Stated exercise: Leave out the pictures and copy every record exactly.

::: Records for this exercise

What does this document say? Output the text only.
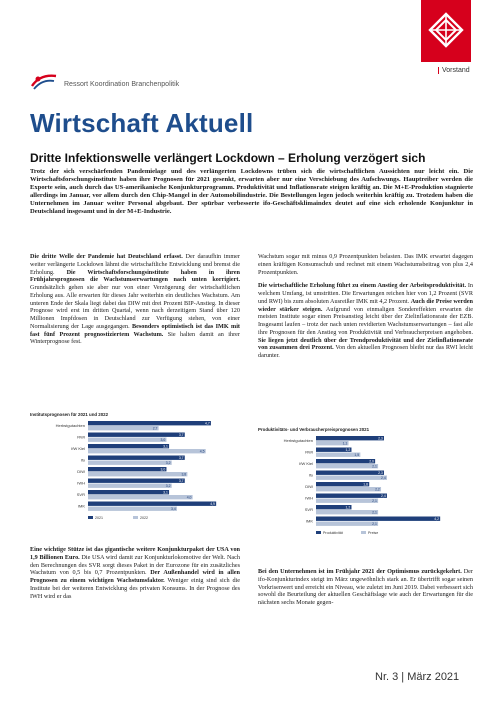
Vorstand
Ressort Koordination Branchenpolitik
Wirtschaft Aktuell
Dritte Infektionswelle verlängert Lockdown – Erholung verzögert sich
Trotz der sich verschärfenden Pandemielage und des verlängerten Lockdowns trüben sich die wirtschaftlichen Aussichten nur leicht ein. Die Wirtschaftsforschungsinstitute haben ihre Prognosen für 2021 gesenkt, erwarten aber nur eine Verschiebung des Aufschwungs. Hauptreiber werden die Exporte sein, auch durch das US-amerikanische Konjunkturprogramm. Produktivität und Inflationsrate steigen kräftig an. Die M+E-Produktion stagnierte allerdings im Januar, vor allem durch den Chip-Mangel in der Automobilindustrie. Die Bestellungen legen jedoch weiterhin kräftig zu. Trotzdem haben die Unternehmen im Januar weiter Personal abgebaut. Der spürbar verbesserte ifo-Geschäftsklimaindex deutet auf eine sich erholende Konjunktur in Deutschland insgesamt und in der M+E-Industrie.

Die dritte Welle der Pandemie hat Deutschland erfasst. Der daraufhin immer weiter verlängerte Lockdown lähmt die wirtschaftliche Entwicklung und bremst die Erholung. Die Wirtschaftsforschungsinstitute haben in ihren Frühjahrsprognosen die Wachstumserwartungen nach unten korrigiert. Grundsätzlich gehen sie aber nur von einer Verzögerung der wirtschaftlichen Erholung aus. Alle erwarten für dieses Jahr weiterhin ein deutliches Wachstum. Am unteren Ende der Skala liegt dabei das DIW mit drei Prozent BIP-Anstieg. In dieser Prognose wird erst im dritten Quartal, wenn nach derzeitigem Stand über 120 Millionen Impfdosen in Deutschland zur Verfügung stehen, von einer Normalisierung der Lage ausgegangen. Besonders optimistisch ist das IMK mit fast fünf Prozent prognostiziertem Wachstum. Sie halten damit an ihrer Winterprognose fest.

Wachstum sogar mit minus 0,9 Prozentpunkten belasten. Das IMK erwartet dagegen einen kräftigen Konsumschub und rechnet mit einem Wachstumsbeitrag von plus 2,4 Prozentpunkten.

Die wirtschaftliche Erholung führt zu einem Anstieg der Arbeitsproduktivität. In welchem Umfang, ist umstritten. Die Erwartungen reichen hier von 1,2 Prozent (SVR und RWI) bis zum absoluten Ausreißer IMK mit 4,2 Prozent. Auch die Preise werden wieder stärker steigen. Aufgrund von einmaligen Sondereffekten erwarten die meisten Institute sogar einen Preisanstieg leicht über der Zielinflationsrate der EZB. Insgesamt laufen – trotz der nach unten revidierten Wachstumserwartungen – fast alle ihre Prognosen für den Anstieg von Produktivität und Verbraucherpreisen angehoben. Sie liegen jetzt deutlich über der Trendproduktivität und der Zielinflationsrate von zusammen drei Prozent. Von den aktuellen Prognosen bleibt nur das RWI leicht darunter.

Institutsprognosen für 2021 und 2022
Herbstgutachten	4,7
2,7
RWI	3,7
3,0
IfW Kiel	3,1
4,5
ifo	3,7
3,2
DIW	3,0
3,8
IWH	3,7
3,2
SVR	3,1
4,0
IMK	4,9
3,4
2021	2022
Produktivitäts- und Verbraucherpreisprognosen 2021
Herbstgutachten	2,3
1,1
RWI	1,2
1,5
IfW Kiel	2,0
2,1
ifo	2,3
2,4
DIW	1,8
2,2
IWH	2,4
2,1
SVR	1,2
2,1
IMK	4,2
2,1
Produktivität	Preise

Eine wichtige Stütze ist das gigantische weitere Konjunkturpaket der USA von 1,9 Billionen Euro. Die USA wird damit zur Konjunkturlokomotive der Welt. Nach den Berechnungen des SVR sorgt dieses Paket in der Eurozone für ein zusätzliches Wachstum von 0,5 bis 0,7 Prozentpunkten. Der Außenhandel wird in allen Prognosen zu einem wichtigen Wachstumsfaktor. Weniger einig sind sich die Institute bei der weiteren Entwicklung des privaten Konsums. In der Prognose des IWH wird er das

Bei den Unternehmen ist im Frühjahr 2021 der Optimismus zurückgekehrt. Der ifo-Konjunkturindex steigt im März ungewöhnlich stark an. Er übertrifft sogar seinen Vorkrisenwert und erreicht ein Niveau, wie zuletzt im Juni 2019. Dabei verbessert sich sowohl die Beurteilung der aktuellen Geschäftslage wie auch der Erwartungen für die nächsten sechs Monate gegen-

Nr. 3 | März 2021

::::::

Correct output:
What does this document say? Output the text only.
Vorstand
Ressort Koordination Branchenpolitik
Wirtschaft Aktuell
Dritte Infektionswelle verlängert Lockdown – Erholung verzögert sich
Trotz der sich verschärfenden Pandemielage und des verlängerten Lockdowns trüben sich die wirtschaftlichen Aussichten nur leicht ein. Die Wirtschaftsforschungsinstitute haben ihre Prognosen für 2021 gesenkt, erwarten aber nur eine Verschiebung des Aufschwungs. Hauptreiber werden die Exporte sein, auch durch das US-amerikanische Konjunkturprogramm. Produktivität und Inflationsrate steigen kräftig an. Die M+E-Produktion stagnierte allerdings im Januar, vor allem durch den Chip-Mangel in der Automobilindustrie. Die Bestellungen legen jedoch weiterhin kräftig zu. Trotzdem haben die Unternehmen im Januar weiter Personal abgebaut. Der spürbar verbesserte ifo-Geschäftsklimaindex deutet auf eine sich erholende Konjunktur in Deutschland insgesamt und in der M+E-Industrie.

Die dritte Welle der Pandemie hat Deutschland erfasst. Der daraufhin immer weiter verlängerte Lockdown lähmt die wirtschaftliche Entwicklung und bremst die Erholung. Die Wirtschaftsforschungsinstitute haben in ihren Frühjahrsprognosen die Wachstumserwartungen nach unten korrigiert. Grundsätzlich gehen sie aber nur von einer Verzögerung der wirtschaftlichen Erholung aus. Alle erwarten für dieses Jahr weiterhin ein deutliches Wachstum. Am unteren Ende der Skala liegt dabei das DIW mit drei Prozent BIP-Anstieg. In dieser Prognose wird erst im dritten Quartal, wenn nach derzeitigem Stand über 120 Millionen Impfdosen in Deutschland zur Verfügung stehen, von einer Normalisierung der Lage ausgegangen. Besonders optimistisch ist das IMK mit fast fünf Prozent prognostiziertem Wachstum. Sie halten damit an ihrer Winterprognose fest.

Wachstum sogar mit minus 0,9 Prozentpunkten belasten. Das IMK erwartet dagegen einen kräftigen Konsumschub und rechnet mit einem Wachstumsbeitrag von plus 2,4 Prozentpunkten.

Die wirtschaftliche Erholung führt zu einem Anstieg der Arbeitsproduktivität. In welchem Umfang, ist umstritten. Die Erwartungen reichen hier von 1,2 Prozent (SVR und RWI) bis zum absoluten Ausreißer IMK mit 4,2 Prozent. Auch die Preise werden wieder stärker steigen. Aufgrund von einmaligen Sondereffekten erwarten die meisten Institute sogar einen Preisanstieg leicht über der Zielinflationsrate der EZB. Insgesamt laufen – trotz der nach unten revidierten Wachstumserwartungen – fast alle ihre Prognosen für den Anstieg von Produktivität und Verbraucherpreisen angehoben. Sie liegen jetzt deutlich über der Trendproduktivität und der Zielinflationsrate von zusammen drei Prozent. Von den aktuellen Prognosen bleibt nur das RWI leicht darunter.

Institutsprognosen für 2021 und 2022
Herbstgutachten	4,7
2,7
RWI	3,7
3,0
IfW Kiel	3,1
4,5
ifo	3,7
3,2
DIW	3,0
3,8
IWH	3,7
3,2
SVR	3,1
4,0
IMK	4,9
3,4
2021	2022
Produktivitäts- und Verbraucherpreisprognosen 2021
Herbstgutachten	2,3
1,1
RWI	1,2
1,5
IfW Kiel	2,0
2,1
ifo	2,3
2,4
DIW	1,8
2,2
IWH	2,4
2,1
SVR	1,2
2,1
IMK	4,2
2,1
Produktivität	Preise

Eine wichtige Stütze ist das gigantische weitere Konjunkturpaket der USA von 1,9 Billionen Euro. Die USA wird damit zur Konjunkturlokomotive der Welt. Nach den Berechnungen des SVR sorgt dieses Paket in der Eurozone für ein zusätzliches Wachstum von 0,5 bis 0,7 Prozentpunkten. Der Außenhandel wird in allen Prognosen zu einem wichtigen Wachstumsfaktor. Weniger einig sind sich die Institute bei der weiteren Entwicklung des privaten Konsums. In der Prognose des IWH wird er das

Bei den Unternehmen ist im Frühjahr 2021 der Optimismus zurückgekehrt. Der ifo-Konjunkturindex steigt im März ungewöhnlich stark an. Er übertrifft sogar seinen Vorkrisenwert und erreicht ein Niveau, wie zuletzt im Juni 2019. Dabei verbessert sich sowohl die Beurteilung der aktuellen Geschäftslage wie auch der Erwartungen für die nächsten sechs Monate gegen-

Nr. 3 | März 2021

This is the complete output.